◆ **Written problem**:
Edit the data below by swapping each occurrence of "x-tick-label" for "x-axis-tick" and keeping every other character the same.

◆ **Entries shown**:
□ □ □ □ □

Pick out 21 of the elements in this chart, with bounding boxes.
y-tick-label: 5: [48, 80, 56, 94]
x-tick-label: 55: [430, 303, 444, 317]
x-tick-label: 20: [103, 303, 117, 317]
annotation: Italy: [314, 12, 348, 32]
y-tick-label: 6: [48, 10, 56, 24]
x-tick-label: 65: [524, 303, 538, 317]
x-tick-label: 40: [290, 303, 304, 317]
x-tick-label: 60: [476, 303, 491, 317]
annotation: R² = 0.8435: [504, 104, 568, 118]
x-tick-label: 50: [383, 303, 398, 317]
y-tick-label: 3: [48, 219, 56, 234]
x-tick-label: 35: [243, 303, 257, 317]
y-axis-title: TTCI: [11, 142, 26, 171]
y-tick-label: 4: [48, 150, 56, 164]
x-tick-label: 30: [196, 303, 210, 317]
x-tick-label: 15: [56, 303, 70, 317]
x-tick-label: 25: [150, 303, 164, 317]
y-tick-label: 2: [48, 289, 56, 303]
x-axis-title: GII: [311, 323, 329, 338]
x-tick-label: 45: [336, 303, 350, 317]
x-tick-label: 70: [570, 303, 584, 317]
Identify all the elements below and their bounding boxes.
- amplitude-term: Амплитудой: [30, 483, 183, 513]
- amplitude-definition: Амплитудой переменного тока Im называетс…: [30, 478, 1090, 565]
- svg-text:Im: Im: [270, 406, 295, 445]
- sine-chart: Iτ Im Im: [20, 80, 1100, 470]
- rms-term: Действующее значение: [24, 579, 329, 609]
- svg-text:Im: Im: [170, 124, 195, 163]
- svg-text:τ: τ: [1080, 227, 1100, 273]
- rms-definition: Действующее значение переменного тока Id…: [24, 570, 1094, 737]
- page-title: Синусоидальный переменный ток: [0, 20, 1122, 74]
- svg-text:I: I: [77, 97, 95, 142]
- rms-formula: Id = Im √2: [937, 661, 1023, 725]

□ □ □ □ □

◆ **Written reply**:
Pick out 21 of the elements in this chart, with bounding boxes.
y-tick-label: 5: [48, 80, 56, 94]
x-axis-tick: 55: [430, 303, 444, 317]
x-axis-tick: 20: [103, 303, 117, 317]
annotation: Italy: [314, 12, 348, 32]
y-tick-label: 6: [48, 10, 56, 24]
x-axis-tick: 65: [524, 303, 538, 317]
x-axis-tick: 40: [290, 303, 304, 317]
x-axis-tick: 60: [476, 303, 491, 317]
annotation: R² = 0.8435: [504, 104, 568, 118]
x-axis-tick: 50: [383, 303, 398, 317]
y-tick-label: 3: [48, 219, 56, 234]
x-axis-tick: 35: [243, 303, 257, 317]
y-axis-title: TTCI: [11, 142, 26, 171]
y-tick-label: 4: [48, 150, 56, 164]
x-axis-tick: 30: [196, 303, 210, 317]
x-axis-tick: 15: [56, 303, 70, 317]
x-axis-tick: 25: [150, 303, 164, 317]
y-tick-label: 2: [48, 289, 56, 303]
x-axis-title: GII: [311, 323, 329, 338]
x-axis-tick: 45: [336, 303, 350, 317]
x-axis-tick: 70: [570, 303, 584, 317]
Identify all the elements below and their bounding boxes.
- amplitude-term: Амплитудой: [30, 483, 183, 513]
- amplitude-definition: Амплитудой переменного тока Im называетс…: [30, 478, 1090, 565]
- svg-text:Im: Im: [270, 406, 295, 445]
- sine-chart: Iτ Im Im: [20, 80, 1100, 470]
- rms-term: Действующее значение: [24, 579, 329, 609]
- svg-text:Im: Im: [170, 124, 195, 163]
- svg-text:τ: τ: [1080, 227, 1100, 273]
- rms-definition: Действующее значение переменного тока Id…: [24, 570, 1094, 737]
- page-title: Синусоидальный переменный ток: [0, 20, 1122, 74]
- svg-text:I: I: [77, 97, 95, 142]
- rms-formula: Id = Im √2: [937, 661, 1023, 725]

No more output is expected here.